- To be done: Every record below should be printed exactly as it appears.

- Records for this exercise:
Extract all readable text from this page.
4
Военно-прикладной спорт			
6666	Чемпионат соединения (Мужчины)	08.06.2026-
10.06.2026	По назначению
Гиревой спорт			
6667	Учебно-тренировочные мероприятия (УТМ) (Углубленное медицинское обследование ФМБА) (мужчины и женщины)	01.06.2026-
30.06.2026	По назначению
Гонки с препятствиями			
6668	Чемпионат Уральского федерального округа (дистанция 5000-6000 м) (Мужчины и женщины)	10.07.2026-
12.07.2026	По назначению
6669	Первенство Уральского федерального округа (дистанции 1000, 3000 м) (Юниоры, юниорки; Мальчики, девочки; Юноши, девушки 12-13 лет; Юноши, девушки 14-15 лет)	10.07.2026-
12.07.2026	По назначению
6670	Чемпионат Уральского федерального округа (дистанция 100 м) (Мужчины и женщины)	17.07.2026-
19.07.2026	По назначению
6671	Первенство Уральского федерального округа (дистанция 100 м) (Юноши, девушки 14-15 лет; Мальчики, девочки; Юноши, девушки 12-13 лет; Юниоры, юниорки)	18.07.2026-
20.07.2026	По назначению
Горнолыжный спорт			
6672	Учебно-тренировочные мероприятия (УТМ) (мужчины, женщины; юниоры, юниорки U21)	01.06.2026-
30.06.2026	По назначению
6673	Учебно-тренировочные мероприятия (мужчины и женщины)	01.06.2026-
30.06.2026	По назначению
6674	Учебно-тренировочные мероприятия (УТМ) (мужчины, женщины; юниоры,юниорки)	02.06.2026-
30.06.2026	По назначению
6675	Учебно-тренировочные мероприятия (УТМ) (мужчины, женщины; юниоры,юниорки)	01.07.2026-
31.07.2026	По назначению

- The solution:
Extract all readable text from this page.
4
Военно-прикладной спорт			
6666	Чемпионат соединения (Мужчины)	08.06.2026-
10.06.2026	По назначению
Гиревой спорт			
6667	Учебно-тренировочные мероприятия (УТМ) (Углубленное медицинское обследование ФМБА) (мужчины и женщины)	01.06.2026-
30.06.2026	По назначению
Гонки с препятствиями			
6668	Чемпионат Уральского федерального округа (дистанция 5000-6000 м) (Мужчины и женщины)	10.07.2026-
12.07.2026	По назначению
6669	Первенство Уральского федерального округа (дистанции 1000, 3000 м) (Юниоры, юниорки; Мальчики, девочки; Юноши, девушки 12-13 лет; Юноши, девушки 14-15 лет)	10.07.2026-
12.07.2026	По назначению
6670	Чемпионат Уральского федерального округа (дистанция 100 м) (Мужчины и женщины)	17.07.2026-
19.07.2026	По назначению
6671	Первенство Уральского федерального округа (дистанция 100 м) (Юноши, девушки 14-15 лет; Мальчики, девочки; Юноши, девушки 12-13 лет; Юниоры, юниорки)	18.07.2026-
20.07.2026	По назначению
Горнолыжный спорт			
6672	Учебно-тренировочные мероприятия (УТМ) (мужчины, женщины; юниоры, юниорки U21)	01.06.2026-
30.06.2026	По назначению
6673	Учебно-тренировочные мероприятия (мужчины и женщины)	01.06.2026-
30.06.2026	По назначению
6674	Учебно-тренировочные мероприятия (УТМ) (мужчины, женщины; юниоры,юниорки)	02.06.2026-
30.06.2026	По назначению
6675	Учебно-тренировочные мероприятия (УТМ) (мужчины, женщины; юниоры,юниорки)	01.07.2026-
31.07.2026	По назначению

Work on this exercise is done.